··· Provided data

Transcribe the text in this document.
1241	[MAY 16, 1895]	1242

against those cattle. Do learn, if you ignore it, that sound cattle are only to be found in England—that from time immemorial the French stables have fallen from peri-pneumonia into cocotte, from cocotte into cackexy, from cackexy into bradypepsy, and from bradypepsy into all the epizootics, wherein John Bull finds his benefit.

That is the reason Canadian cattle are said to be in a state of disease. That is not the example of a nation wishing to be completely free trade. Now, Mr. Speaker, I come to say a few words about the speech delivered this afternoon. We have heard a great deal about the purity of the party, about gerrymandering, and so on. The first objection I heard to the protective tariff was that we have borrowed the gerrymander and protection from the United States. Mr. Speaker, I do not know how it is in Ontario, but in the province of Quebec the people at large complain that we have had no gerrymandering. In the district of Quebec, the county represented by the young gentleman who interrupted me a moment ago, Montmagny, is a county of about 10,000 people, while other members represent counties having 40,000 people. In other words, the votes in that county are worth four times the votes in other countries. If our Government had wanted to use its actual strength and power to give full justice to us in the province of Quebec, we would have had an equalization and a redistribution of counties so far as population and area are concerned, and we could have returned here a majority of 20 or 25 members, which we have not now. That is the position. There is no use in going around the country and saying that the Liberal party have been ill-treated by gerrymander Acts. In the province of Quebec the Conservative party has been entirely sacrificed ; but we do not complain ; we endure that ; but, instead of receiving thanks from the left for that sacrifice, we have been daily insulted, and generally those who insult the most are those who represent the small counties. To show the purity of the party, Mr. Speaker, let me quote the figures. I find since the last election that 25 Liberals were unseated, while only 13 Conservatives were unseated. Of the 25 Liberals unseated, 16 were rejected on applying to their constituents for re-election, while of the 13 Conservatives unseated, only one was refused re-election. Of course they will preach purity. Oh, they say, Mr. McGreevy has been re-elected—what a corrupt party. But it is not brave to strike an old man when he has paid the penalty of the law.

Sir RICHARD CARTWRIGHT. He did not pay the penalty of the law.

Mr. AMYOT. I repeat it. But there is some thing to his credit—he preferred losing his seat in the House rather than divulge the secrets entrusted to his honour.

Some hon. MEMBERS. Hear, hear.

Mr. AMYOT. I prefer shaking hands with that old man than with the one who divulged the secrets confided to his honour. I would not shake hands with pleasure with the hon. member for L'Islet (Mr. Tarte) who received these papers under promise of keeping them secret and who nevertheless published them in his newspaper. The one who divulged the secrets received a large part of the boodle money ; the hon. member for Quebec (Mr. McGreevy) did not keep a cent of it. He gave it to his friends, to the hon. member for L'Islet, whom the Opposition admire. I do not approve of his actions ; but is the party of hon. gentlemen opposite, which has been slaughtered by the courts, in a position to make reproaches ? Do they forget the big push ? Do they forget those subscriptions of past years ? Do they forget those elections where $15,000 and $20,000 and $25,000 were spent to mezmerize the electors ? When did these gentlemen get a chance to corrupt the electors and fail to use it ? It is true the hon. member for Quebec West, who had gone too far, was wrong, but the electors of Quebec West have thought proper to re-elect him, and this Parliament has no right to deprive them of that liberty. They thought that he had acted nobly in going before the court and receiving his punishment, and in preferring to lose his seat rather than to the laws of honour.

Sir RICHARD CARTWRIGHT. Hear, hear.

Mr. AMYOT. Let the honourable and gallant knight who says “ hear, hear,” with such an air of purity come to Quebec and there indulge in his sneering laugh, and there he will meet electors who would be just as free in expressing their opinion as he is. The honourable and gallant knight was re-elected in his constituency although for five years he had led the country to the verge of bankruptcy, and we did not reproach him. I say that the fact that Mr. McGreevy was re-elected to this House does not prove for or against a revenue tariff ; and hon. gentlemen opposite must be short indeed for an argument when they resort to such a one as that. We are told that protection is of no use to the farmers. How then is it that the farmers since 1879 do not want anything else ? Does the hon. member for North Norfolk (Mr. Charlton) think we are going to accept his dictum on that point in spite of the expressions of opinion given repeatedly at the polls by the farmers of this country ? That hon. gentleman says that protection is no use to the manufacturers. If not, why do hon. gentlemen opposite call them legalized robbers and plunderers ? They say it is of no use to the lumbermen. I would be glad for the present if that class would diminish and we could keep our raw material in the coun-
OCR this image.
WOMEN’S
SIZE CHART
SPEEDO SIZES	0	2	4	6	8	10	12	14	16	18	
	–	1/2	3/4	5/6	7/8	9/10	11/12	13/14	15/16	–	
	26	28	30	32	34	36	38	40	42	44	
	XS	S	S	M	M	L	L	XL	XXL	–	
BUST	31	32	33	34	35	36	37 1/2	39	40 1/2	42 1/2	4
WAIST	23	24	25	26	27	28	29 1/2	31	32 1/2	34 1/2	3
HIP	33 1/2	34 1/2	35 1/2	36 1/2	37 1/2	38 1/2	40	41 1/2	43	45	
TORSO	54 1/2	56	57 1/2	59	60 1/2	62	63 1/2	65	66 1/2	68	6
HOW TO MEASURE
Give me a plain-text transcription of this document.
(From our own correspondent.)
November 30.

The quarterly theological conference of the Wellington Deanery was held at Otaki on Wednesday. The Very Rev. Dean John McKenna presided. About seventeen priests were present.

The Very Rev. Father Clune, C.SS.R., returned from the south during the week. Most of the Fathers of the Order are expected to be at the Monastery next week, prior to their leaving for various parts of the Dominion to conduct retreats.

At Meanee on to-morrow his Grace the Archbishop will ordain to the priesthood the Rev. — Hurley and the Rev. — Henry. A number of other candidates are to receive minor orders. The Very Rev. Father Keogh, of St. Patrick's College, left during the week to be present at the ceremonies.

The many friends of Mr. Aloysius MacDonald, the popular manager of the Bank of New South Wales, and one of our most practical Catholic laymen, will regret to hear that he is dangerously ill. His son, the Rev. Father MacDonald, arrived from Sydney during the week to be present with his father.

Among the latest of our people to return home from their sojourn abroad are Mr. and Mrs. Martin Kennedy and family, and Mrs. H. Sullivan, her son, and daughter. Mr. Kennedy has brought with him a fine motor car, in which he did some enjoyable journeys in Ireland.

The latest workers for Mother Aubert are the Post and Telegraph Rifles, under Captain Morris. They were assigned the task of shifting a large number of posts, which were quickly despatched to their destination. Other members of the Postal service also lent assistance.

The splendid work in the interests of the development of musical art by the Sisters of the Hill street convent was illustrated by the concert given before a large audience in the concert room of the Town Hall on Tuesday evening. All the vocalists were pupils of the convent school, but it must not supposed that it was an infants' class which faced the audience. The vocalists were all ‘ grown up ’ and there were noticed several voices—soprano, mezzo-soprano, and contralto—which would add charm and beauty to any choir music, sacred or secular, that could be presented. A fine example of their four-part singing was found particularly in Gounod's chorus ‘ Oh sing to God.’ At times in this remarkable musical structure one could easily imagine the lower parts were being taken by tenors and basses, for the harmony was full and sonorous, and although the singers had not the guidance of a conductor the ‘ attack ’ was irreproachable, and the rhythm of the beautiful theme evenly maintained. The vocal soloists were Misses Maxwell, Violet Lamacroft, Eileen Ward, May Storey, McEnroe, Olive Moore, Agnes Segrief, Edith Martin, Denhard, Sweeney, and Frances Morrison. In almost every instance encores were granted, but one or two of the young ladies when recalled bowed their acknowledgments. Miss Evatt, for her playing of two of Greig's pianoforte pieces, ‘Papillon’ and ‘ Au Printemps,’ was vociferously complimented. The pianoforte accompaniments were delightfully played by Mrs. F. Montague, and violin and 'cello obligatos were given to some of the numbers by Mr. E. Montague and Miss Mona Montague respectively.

······

All of the entries must be written out exactly as they stand.

▶ **Result of the task**:
Transcribe the text in this document.
1241	[MAY 16, 1895]	1242

against those cattle. Do learn, if you ignore it, that sound cattle are only to be found in England—that from time immemorial the French stables have fallen from peri-pneumonia into cocotte, from cocotte into cackexy, from cackexy into bradypepsy, and from bradypepsy into all the epizootics, wherein John Bull finds his benefit.

That is the reason Canadian cattle are said to be in a state of disease. That is not the example of a nation wishing to be completely free trade. Now, Mr. Speaker, I come to say a few words about the speech delivered this afternoon. We have heard a great deal about the purity of the party, about gerrymandering, and so on. The first objection I heard to the protective tariff was that we have borrowed the gerrymander and protection from the United States. Mr. Speaker, I do not know how it is in Ontario, but in the province of Quebec the people at large complain that we have had no gerrymandering. In the district of Quebec, the county represented by the young gentleman who interrupted me a moment ago, Montmagny, is a county of about 10,000 people, while other members represent counties having 40,000 people. In other words, the votes in that county are worth four times the votes in other countries. If our Government had wanted to use its actual strength and power to give full justice to us in the province of Quebec, we would have had an equalization and a redistribution of counties so far as population and area are concerned, and we could have returned here a majority of 20 or 25 members, which we have not now. That is the position. There is no use in going around the country and saying that the Liberal party have been ill-treated by gerrymander Acts. In the province of Quebec the Conservative party has been entirely sacrificed ; but we do not complain ; we endure that ; but, instead of receiving thanks from the left for that sacrifice, we have been daily insulted, and generally those who insult the most are those who represent the small counties. To show the purity of the party, Mr. Speaker, let me quote the figures. I find since the last election that 25 Liberals were unseated, while only 13 Conservatives were unseated. Of the 25 Liberals unseated, 16 were rejected on applying to their constituents for re-election, while of the 13 Conservatives unseated, only one was refused re-election. Of course they will preach purity. Oh, they say, Mr. McGreevy has been re-elected—what a corrupt party. But it is not brave to strike an old man when he has paid the penalty of the law.

Sir RICHARD CARTWRIGHT. He did not pay the penalty of the law.

Mr. AMYOT. I repeat it. But there is some thing to his credit—he preferred losing his seat in the House rather than divulge the secrets entrusted to his honour.

Some hon. MEMBERS. Hear, hear.

Mr. AMYOT. I prefer shaking hands with that old man than with the one who divulged the secrets confided to his honour. I would not shake hands with pleasure with the hon. member for L'Islet (Mr. Tarte) who received these papers under promise of keeping them secret and who nevertheless published them in his newspaper. The one who divulged the secrets received a large part of the boodle money ; the hon. member for Quebec (Mr. McGreevy) did not keep a cent of it. He gave it to his friends, to the hon. member for L'Islet, whom the Opposition admire. I do not approve of his actions ; but is the party of hon. gentlemen opposite, which has been slaughtered by the courts, in a position to make reproaches ? Do they forget the big push ? Do they forget those subscriptions of past years ? Do they forget those elections where $15,000 and $20,000 and $25,000 were spent to mezmerize the electors ? When did these gentlemen get a chance to corrupt the electors and fail to use it ? It is true the hon. member for Quebec West, who had gone too far, was wrong, but the electors of Quebec West have thought proper to re-elect him, and this Parliament has no right to deprive them of that liberty. They thought that he had acted nobly in going before the court and receiving his punishment, and in preferring to lose his seat rather than to the laws of honour.

Sir RICHARD CARTWRIGHT. Hear, hear.

Mr. AMYOT. Let the honourable and gallant knight who says “ hear, hear,” with such an air of purity come to Quebec and there indulge in his sneering laugh, and there he will meet electors who would be just as free in expressing their opinion as he is. The honourable and gallant knight was re-elected in his constituency although for five years he had led the country to the verge of bankruptcy, and we did not reproach him. I say that the fact that Mr. McGreevy was re-elected to this House does not prove for or against a revenue tariff ; and hon. gentlemen opposite must be short indeed for an argument when they resort to such a one as that. We are told that protection is of no use to the farmers. How then is it that the farmers since 1879 do not want anything else ? Does the hon. member for North Norfolk (Mr. Charlton) think we are going to accept his dictum on that point in spite of the expressions of opinion given repeatedly at the polls by the farmers of this country ? That hon. gentleman says that protection is no use to the manufacturers. If not, why do hon. gentlemen opposite call them legalized robbers and plunderers ? They say it is of no use to the lumbermen. I would be glad for the present if that class would diminish and we could keep our raw material in the coun-
OCR this image.
WOMEN’S
SIZE CHART
SPEEDO SIZES	0	2	4	6	8	10	12	14	16	18	
	–	1/2	3/4	5/6	7/8	9/10	11/12	13/14	15/16	–	
	26	28	30	32	34	36	38	40	42	44	
	XS	S	S	M	M	L	L	XL	XXL	–	
BUST	31	32	33	34	35	36	37 1/2	39	40 1/2	42 1/2	4
WAIST	23	24	25	26	27	28	29 1/2	31	32 1/2	34 1/2	3
HIP	33 1/2	34 1/2	35 1/2	36 1/2	37 1/2	38 1/2	40	41 1/2	43	45	
TORSO	54 1/2	56	57 1/2	59	60 1/2	62	63 1/2	65	66 1/2	68	6
HOW TO MEASURE
Give me a plain-text transcription of this document.
(From our own correspondent.)
November 30.

The quarterly theological conference of the Wellington Deanery was held at Otaki on Wednesday. The Very Rev. Dean John McKenna presided. About seventeen priests were present.

The Very Rev. Father Clune, C.SS.R., returned from the south during the week. Most of the Fathers of the Order are expected to be at the Monastery next week, prior to their leaving for various parts of the Dominion to conduct retreats.

At Meanee on to-morrow his Grace the Archbishop will ordain to the priesthood the Rev. — Hurley and the Rev. — Henry. A number of other candidates are to receive minor orders. The Very Rev. Father Keogh, of St. Patrick's College, left during the week to be present at the ceremonies.

The many friends of Mr. Aloysius MacDonald, the popular manager of the Bank of New South Wales, and one of our most practical Catholic laymen, will regret to hear that he is dangerously ill. His son, the Rev. Father MacDonald, arrived from Sydney during the week to be present with his father.

Among the latest of our people to return home from their sojourn abroad are Mr. and Mrs. Martin Kennedy and family, and Mrs. H. Sullivan, her son, and daughter. Mr. Kennedy has brought with him a fine motor car, in which he did some enjoyable journeys in Ireland.

The latest workers for Mother Aubert are the Post and Telegraph Rifles, under Captain Morris. They were assigned the task of shifting a large number of posts, which were quickly despatched to their destination. Other members of the Postal service also lent assistance.

The splendid work in the interests of the development of musical art by the Sisters of the Hill street convent was illustrated by the concert given before a large audience in the concert room of the Town Hall on Tuesday evening. All the vocalists were pupils of the convent school, but it must not supposed that it was an infants' class which faced the audience. The vocalists were all ‘ grown up ’ and there were noticed several voices—soprano, mezzo-soprano, and contralto—which would add charm and beauty to any choir music, sacred or secular, that could be presented. A fine example of their four-part singing was found particularly in Gounod's chorus ‘ Oh sing to God.’ At times in this remarkable musical structure one could easily imagine the lower parts were being taken by tenors and basses, for the harmony was full and sonorous, and although the singers had not the guidance of a conductor the ‘ attack ’ was irreproachable, and the rhythm of the beautiful theme evenly maintained. The vocal soloists were Misses Maxwell, Violet Lamacroft, Eileen Ward, May Storey, McEnroe, Olive Moore, Agnes Segrief, Edith Martin, Denhard, Sweeney, and Frances Morrison. In almost every instance encores were granted, but one or two of the young ladies when recalled bowed their acknowledgments. Miss Evatt, for her playing of two of Greig's pianoforte pieces, ‘Papillon’ and ‘ Au Printemps,’ was vociferously complimented. The pianoforte accompaniments were delightfully played by Mrs. F. Montague, and violin and 'cello obligatos were given to some of the numbers by Mr. E. Montague and Miss Mona Montague respectively.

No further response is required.